-- Start --

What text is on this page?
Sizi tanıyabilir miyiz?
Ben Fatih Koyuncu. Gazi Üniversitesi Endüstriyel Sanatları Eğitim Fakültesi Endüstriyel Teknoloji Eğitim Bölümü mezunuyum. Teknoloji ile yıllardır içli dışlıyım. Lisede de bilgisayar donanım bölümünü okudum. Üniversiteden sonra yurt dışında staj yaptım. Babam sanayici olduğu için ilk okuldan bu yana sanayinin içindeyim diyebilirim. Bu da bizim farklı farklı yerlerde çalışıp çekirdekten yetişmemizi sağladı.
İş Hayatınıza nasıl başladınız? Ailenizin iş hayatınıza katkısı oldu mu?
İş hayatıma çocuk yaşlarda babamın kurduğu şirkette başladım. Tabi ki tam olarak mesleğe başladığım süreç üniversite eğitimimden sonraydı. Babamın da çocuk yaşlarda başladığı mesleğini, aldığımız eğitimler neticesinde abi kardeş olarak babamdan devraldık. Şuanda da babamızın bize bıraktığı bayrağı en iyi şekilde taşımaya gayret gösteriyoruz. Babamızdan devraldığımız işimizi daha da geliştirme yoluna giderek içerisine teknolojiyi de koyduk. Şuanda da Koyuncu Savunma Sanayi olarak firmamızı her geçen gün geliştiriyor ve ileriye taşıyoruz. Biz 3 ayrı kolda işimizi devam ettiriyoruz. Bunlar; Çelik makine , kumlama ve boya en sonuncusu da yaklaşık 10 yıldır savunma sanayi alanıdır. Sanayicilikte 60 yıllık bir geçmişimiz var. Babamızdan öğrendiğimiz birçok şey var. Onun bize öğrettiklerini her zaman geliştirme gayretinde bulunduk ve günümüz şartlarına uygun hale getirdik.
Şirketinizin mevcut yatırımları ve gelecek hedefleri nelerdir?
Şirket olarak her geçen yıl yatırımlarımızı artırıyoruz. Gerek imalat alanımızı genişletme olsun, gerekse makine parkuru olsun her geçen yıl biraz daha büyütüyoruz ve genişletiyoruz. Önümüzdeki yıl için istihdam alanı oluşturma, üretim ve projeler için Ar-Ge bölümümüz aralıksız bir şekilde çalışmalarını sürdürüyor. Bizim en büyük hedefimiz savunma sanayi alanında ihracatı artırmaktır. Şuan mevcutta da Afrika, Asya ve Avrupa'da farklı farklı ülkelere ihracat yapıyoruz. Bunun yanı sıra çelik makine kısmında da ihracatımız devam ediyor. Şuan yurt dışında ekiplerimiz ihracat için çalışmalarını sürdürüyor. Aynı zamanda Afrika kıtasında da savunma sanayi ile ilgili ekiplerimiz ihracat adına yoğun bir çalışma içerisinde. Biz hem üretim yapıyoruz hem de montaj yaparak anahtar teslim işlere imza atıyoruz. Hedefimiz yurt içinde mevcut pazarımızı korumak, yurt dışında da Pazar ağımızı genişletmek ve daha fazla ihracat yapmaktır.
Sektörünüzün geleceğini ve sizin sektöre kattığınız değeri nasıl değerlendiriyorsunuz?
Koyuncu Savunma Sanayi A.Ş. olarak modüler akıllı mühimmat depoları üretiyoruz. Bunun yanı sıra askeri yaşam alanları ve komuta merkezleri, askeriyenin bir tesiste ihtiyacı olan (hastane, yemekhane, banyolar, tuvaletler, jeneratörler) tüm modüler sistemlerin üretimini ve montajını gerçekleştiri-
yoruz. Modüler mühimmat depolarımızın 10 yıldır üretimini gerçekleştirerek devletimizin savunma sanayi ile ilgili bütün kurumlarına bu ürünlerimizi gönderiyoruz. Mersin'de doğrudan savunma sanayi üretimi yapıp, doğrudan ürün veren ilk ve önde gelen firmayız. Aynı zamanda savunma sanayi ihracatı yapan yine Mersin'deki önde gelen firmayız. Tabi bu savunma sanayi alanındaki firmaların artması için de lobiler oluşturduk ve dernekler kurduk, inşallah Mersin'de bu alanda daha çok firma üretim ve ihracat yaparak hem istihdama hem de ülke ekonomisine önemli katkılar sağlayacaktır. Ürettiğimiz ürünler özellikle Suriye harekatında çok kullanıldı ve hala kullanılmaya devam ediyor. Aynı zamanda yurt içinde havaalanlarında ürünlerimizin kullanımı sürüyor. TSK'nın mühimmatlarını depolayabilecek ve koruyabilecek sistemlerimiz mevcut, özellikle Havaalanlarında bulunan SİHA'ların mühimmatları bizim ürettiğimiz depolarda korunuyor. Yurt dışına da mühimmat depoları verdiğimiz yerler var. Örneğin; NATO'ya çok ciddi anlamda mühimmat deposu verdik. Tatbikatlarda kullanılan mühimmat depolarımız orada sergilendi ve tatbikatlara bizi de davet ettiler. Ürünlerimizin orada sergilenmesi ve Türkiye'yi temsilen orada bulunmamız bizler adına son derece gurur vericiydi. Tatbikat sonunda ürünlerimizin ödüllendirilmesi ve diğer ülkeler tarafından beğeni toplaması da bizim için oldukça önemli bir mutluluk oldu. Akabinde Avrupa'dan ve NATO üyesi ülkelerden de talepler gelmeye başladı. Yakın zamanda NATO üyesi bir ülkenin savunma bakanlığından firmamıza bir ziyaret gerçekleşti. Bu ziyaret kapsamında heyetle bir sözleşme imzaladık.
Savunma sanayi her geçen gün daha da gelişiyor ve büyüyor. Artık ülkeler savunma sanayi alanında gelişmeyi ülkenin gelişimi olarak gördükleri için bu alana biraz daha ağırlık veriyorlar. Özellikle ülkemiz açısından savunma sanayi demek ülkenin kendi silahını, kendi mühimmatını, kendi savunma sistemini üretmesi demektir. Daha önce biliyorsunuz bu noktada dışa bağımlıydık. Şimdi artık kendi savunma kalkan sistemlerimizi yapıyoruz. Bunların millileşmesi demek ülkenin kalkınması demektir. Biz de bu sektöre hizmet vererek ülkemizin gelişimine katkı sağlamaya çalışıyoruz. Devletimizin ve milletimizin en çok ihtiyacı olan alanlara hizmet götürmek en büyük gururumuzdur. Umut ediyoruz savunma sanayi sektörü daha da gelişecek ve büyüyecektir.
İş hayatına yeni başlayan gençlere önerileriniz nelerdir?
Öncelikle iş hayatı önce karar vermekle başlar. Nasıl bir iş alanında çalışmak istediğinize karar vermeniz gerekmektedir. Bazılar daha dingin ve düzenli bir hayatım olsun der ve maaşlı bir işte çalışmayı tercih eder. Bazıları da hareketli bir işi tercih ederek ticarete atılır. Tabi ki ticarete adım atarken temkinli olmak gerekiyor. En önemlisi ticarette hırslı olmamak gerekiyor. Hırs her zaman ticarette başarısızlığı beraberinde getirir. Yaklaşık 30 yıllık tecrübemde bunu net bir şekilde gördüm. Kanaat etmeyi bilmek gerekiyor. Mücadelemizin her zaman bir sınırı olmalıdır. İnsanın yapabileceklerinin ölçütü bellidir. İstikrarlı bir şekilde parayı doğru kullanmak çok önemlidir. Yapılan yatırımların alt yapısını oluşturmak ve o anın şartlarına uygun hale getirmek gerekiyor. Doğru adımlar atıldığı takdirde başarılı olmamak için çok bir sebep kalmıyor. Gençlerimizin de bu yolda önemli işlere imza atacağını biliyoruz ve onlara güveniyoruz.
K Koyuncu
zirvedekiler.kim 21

-- End --

Extract the entries above verbatim.

## Response to this task
What text is on this page?
Sizi tanıyabilir miyiz?
Ben Fatih Koyuncu. Gazi Üniversitesi Endüstriyel Sanatları Eğitim Fakültesi Endüstriyel Teknoloji Eğitim Bölümü mezunuyum. Teknoloji ile yıllardır içli dışlıyım. Lisede de bilgisayar donanım bölümünü okudum. Üniversiteden sonra yurt dışında staj yaptım. Babam sanayici olduğu için ilk okuldan bu yana sanayinin içindeyim diyebilirim. Bu da bizim farklı farklı yerlerde çalışıp çekirdekten yetişmemizi sağladı.
İş Hayatınıza nasıl başladınız? Ailenizin iş hayatınıza katkısı oldu mu?
İş hayatıma çocuk yaşlarda babamın kurduğu şirkette başladım. Tabi ki tam olarak mesleğe başladığım süreç üniversite eğitimimden sonraydı. Babamın da çocuk yaşlarda başladığı mesleğini, aldığımız eğitimler neticesinde abi kardeş olarak babamdan devraldık. Şuanda da babamızın bize bıraktığı bayrağı en iyi şekilde taşımaya gayret gösteriyoruz. Babamızdan devraldığımız işimizi daha da geliştirme yoluna giderek içerisine teknolojiyi de koyduk. Şuanda da Koyuncu Savunma Sanayi olarak firmamızı her geçen gün geliştiriyor ve ileriye taşıyoruz. Biz 3 ayrı kolda işimizi devam ettiriyoruz. Bunlar; Çelik makine , kumlama ve boya en sonuncusu da yaklaşık 10 yıldır savunma sanayi alanıdır. Sanayicilikte 60 yıllık bir geçmişimiz var. Babamızdan öğrendiğimiz birçok şey var. Onun bize öğrettiklerini her zaman geliştirme gayretinde bulunduk ve günümüz şartlarına uygun hale getirdik.
Şirketinizin mevcut yatırımları ve gelecek hedefleri nelerdir?
Şirket olarak her geçen yıl yatırımlarımızı artırıyoruz. Gerek imalat alanımızı genişletme olsun, gerekse makine parkuru olsun her geçen yıl biraz daha büyütüyoruz ve genişletiyoruz. Önümüzdeki yıl için istihdam alanı oluşturma, üretim ve projeler için Ar-Ge bölümümüz aralıksız bir şekilde çalışmalarını sürdürüyor. Bizim en büyük hedefimiz savunma sanayi alanında ihracatı artırmaktır. Şuan mevcutta da Afrika, Asya ve Avrupa'da farklı farklı ülkelere ihracat yapıyoruz. Bunun yanı sıra çelik makine kısmında da ihracatımız devam ediyor. Şuan yurt dışında ekiplerimiz ihracat için çalışmalarını sürdürüyor. Aynı zamanda Afrika kıtasında da savunma sanayi ile ilgili ekiplerimiz ihracat adına yoğun bir çalışma içerisinde. Biz hem üretim yapıyoruz hem de montaj yaparak anahtar teslim işlere imza atıyoruz. Hedefimiz yurt içinde mevcut pazarımızı korumak, yurt dışında da Pazar ağımızı genişletmek ve daha fazla ihracat yapmaktır.
Sektörünüzün geleceğini ve sizin sektöre kattığınız değeri nasıl değerlendiriyorsunuz?
Koyuncu Savunma Sanayi A.Ş. olarak modüler akıllı mühimmat depoları üretiyoruz. Bunun yanı sıra askeri yaşam alanları ve komuta merkezleri, askeriyenin bir tesiste ihtiyacı olan (hastane, yemekhane, banyolar, tuvaletler, jeneratörler) tüm modüler sistemlerin üretimini ve montajını gerçekleştiri-
yoruz. Modüler mühimmat depolarımızın 10 yıldır üretimini gerçekleştirerek devletimizin savunma sanayi ile ilgili bütün kurumlarına bu ürünlerimizi gönderiyoruz. Mersin'de doğrudan savunma sanayi üretimi yapıp, doğrudan ürün veren ilk ve önde gelen firmayız. Aynı zamanda savunma sanayi ihracatı yapan yine Mersin'deki önde gelen firmayız. Tabi bu savunma sanayi alanındaki firmaların artması için de lobiler oluşturduk ve dernekler kurduk, inşallah Mersin'de bu alanda daha çok firma üretim ve ihracat yaparak hem istihdama hem de ülke ekonomisine önemli katkılar sağlayacaktır. Ürettiğimiz ürünler özellikle Suriye harekatında çok kullanıldı ve hala kullanılmaya devam ediyor. Aynı zamanda yurt içinde havaalanlarında ürünlerimizin kullanımı sürüyor. TSK'nın mühimmatlarını depolayabilecek ve koruyabilecek sistemlerimiz mevcut, özellikle Havaalanlarında bulunan SİHA'ların mühimmatları bizim ürettiğimiz depolarda korunuyor. Yurt dışına da mühimmat depoları verdiğimiz yerler var. Örneğin; NATO'ya çok ciddi anlamda mühimmat deposu verdik. Tatbikatlarda kullanılan mühimmat depolarımız orada sergilendi ve tatbikatlara bizi de davet ettiler. Ürünlerimizin orada sergilenmesi ve Türkiye'yi temsilen orada bulunmamız bizler adına son derece gurur vericiydi. Tatbikat sonunda ürünlerimizin ödüllendirilmesi ve diğer ülkeler tarafından beğeni toplaması da bizim için oldukça önemli bir mutluluk oldu. Akabinde Avrupa'dan ve NATO üyesi ülkelerden de talepler gelmeye başladı. Yakın zamanda NATO üyesi bir ülkenin savunma bakanlığından firmamıza bir ziyaret gerçekleşti. Bu ziyaret kapsamında heyetle bir sözleşme imzaladık.
Savunma sanayi her geçen gün daha da gelişiyor ve büyüyor. Artık ülkeler savunma sanayi alanında gelişmeyi ülkenin gelişimi olarak gördükleri için bu alana biraz daha ağırlık veriyorlar. Özellikle ülkemiz açısından savunma sanayi demek ülkenin kendi silahını, kendi mühimmatını, kendi savunma sistemini üretmesi demektir. Daha önce biliyorsunuz bu noktada dışa bağımlıydık. Şimdi artık kendi savunma kalkan sistemlerimizi yapıyoruz. Bunların millileşmesi demek ülkenin kalkınması demektir. Biz de bu sektöre hizmet vererek ülkemizin gelişimine katkı sağlamaya çalışıyoruz. Devletimizin ve milletimizin en çok ihtiyacı olan alanlara hizmet götürmek en büyük gururumuzdur. Umut ediyoruz savunma sanayi sektörü daha da gelişecek ve büyüyecektir.
İş hayatına yeni başlayan gençlere önerileriniz nelerdir?
Öncelikle iş hayatı önce karar vermekle başlar. Nasıl bir iş alanında çalışmak istediğinize karar vermeniz gerekmektedir. Bazılar daha dingin ve düzenli bir hayatım olsun der ve maaşlı bir işte çalışmayı tercih eder. Bazıları da hareketli bir işi tercih ederek ticarete atılır. Tabi ki ticarete adım atarken temkinli olmak gerekiyor. En önemlisi ticarette hırslı olmamak gerekiyor. Hırs her zaman ticarette başarısızlığı beraberinde getirir. Yaklaşık 30 yıllık tecrübemde bunu net bir şekilde gördüm. Kanaat etmeyi bilmek gerekiyor. Mücadelemizin her zaman bir sınırı olmalıdır. İnsanın yapabileceklerinin ölçütü bellidir. İstikrarlı bir şekilde parayı doğru kullanmak çok önemlidir. Yapılan yatırımların alt yapısını oluşturmak ve o anın şartlarına uygun hale getirmek gerekiyor. Doğru adımlar atıldığı takdirde başarılı olmamak için çok bir sebep kalmıyor. Gençlerimizin de bu yolda önemli işlere imza atacağını biliyoruz ve onlara güveniyoruz.
K Koyuncu
zirvedekiler.kim 21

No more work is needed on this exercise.